▶ Problem
Copy the records from their start through the line containing "svg-text:1-2022: 1-2022 bbox=[32, 683, 71, 697]", including both ends, word for word.

▶ Task input

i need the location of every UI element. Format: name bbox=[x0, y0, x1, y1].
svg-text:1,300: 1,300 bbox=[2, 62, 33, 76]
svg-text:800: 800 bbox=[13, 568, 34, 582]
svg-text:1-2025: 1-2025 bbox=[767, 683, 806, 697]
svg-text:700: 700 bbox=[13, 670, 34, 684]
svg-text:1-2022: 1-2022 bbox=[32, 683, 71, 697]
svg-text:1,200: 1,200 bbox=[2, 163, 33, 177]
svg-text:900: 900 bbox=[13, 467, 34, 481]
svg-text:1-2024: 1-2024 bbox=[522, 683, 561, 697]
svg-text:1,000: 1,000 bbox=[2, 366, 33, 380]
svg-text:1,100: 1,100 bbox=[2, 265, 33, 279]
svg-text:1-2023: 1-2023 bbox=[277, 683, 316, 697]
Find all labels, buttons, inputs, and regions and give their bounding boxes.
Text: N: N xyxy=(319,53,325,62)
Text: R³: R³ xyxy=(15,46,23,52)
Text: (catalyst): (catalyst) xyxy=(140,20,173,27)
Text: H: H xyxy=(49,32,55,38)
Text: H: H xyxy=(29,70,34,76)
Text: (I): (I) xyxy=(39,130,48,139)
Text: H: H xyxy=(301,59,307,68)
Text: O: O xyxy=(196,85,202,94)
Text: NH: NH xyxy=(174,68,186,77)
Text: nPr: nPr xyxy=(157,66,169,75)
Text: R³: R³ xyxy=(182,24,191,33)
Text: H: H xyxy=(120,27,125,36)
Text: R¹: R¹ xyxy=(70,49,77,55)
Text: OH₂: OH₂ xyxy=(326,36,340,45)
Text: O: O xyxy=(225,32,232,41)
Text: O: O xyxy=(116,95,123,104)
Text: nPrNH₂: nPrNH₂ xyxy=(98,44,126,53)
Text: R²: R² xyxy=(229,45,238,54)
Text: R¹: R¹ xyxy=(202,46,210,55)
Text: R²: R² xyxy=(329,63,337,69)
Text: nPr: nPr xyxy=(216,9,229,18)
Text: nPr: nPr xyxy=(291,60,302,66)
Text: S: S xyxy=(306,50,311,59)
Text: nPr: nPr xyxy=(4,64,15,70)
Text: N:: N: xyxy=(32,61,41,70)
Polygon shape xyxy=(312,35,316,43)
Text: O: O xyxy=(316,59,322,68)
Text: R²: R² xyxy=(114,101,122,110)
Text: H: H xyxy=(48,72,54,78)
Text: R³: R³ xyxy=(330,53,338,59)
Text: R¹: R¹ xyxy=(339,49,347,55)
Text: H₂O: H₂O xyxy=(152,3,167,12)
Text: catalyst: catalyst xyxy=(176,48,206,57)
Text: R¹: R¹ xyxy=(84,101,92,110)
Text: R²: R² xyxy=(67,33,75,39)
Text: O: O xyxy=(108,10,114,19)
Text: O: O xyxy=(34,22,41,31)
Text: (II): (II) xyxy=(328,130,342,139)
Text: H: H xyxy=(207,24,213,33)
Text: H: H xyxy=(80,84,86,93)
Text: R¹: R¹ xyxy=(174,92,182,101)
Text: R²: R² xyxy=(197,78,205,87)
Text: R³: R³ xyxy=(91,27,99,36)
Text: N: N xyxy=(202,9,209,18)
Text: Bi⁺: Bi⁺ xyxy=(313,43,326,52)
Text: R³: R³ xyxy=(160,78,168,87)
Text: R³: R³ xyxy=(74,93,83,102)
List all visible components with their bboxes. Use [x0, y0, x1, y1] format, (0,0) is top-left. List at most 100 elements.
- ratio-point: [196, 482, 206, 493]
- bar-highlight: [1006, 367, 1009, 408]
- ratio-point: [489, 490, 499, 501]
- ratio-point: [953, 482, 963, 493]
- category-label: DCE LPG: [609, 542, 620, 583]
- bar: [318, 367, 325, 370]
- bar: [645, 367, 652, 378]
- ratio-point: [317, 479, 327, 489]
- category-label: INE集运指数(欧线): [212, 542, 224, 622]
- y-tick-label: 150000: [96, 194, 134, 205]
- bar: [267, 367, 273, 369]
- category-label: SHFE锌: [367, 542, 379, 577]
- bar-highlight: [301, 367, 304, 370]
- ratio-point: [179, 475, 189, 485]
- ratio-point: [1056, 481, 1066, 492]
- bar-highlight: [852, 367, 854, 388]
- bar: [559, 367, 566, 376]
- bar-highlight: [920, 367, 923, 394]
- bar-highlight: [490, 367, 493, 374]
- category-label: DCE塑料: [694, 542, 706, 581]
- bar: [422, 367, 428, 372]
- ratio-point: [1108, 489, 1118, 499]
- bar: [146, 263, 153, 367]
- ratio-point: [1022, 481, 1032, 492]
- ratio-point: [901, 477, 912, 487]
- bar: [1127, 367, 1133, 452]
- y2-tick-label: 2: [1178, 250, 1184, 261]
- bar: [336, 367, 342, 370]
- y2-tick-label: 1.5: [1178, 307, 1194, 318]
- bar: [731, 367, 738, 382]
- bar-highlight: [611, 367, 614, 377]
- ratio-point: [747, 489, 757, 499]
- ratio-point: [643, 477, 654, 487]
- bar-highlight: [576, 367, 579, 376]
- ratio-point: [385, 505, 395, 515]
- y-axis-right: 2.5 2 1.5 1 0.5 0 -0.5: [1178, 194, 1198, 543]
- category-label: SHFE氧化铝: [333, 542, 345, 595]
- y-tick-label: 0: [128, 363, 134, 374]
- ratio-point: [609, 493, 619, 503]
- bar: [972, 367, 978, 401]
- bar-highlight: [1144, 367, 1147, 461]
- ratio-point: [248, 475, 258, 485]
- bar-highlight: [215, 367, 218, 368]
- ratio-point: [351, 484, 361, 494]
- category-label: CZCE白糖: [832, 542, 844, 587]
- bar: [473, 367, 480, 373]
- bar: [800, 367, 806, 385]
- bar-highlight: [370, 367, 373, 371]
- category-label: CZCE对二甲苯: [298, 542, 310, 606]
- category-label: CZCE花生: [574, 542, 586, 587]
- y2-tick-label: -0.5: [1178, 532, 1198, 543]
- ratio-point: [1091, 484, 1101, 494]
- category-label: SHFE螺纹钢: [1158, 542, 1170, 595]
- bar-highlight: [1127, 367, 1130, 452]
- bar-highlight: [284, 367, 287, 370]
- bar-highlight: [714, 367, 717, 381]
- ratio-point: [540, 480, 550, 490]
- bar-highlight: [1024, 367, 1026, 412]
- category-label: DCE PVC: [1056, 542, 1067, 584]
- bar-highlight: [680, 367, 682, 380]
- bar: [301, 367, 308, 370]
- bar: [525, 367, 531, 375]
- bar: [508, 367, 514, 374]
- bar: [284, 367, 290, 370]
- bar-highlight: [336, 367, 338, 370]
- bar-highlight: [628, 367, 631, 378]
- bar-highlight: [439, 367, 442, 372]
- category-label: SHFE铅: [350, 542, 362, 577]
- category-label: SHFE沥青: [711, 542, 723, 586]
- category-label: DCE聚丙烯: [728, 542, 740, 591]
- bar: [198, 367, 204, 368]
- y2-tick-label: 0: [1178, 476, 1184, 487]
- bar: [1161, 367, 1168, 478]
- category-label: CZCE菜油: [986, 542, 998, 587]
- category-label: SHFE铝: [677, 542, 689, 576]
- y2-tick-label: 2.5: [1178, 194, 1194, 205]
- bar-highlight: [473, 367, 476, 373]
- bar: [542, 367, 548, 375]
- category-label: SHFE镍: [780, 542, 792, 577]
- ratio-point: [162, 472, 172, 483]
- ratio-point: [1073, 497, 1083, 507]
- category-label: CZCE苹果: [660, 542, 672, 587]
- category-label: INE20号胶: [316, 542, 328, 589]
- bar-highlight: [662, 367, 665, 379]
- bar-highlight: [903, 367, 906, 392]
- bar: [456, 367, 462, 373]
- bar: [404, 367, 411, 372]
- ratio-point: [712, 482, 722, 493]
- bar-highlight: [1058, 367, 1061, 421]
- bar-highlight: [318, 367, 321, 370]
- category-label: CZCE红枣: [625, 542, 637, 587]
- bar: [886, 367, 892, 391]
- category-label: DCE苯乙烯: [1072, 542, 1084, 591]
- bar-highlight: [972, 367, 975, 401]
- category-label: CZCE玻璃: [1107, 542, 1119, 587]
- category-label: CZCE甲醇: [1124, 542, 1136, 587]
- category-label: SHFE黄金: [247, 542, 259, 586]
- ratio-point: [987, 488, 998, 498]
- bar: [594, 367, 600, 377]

▶ Result for this exercise
i need the location of every UI element. Format: name bbox=[x0, y0, x1, y1].
svg-text:1,300: 1,300 bbox=[2, 62, 33, 76]
svg-text:800: 800 bbox=[13, 568, 34, 582]
svg-text:1-2025: 1-2025 bbox=[767, 683, 806, 697]
svg-text:700: 700 bbox=[13, 670, 34, 684]
svg-text:1-2022: 1-2022 bbox=[32, 683, 71, 697]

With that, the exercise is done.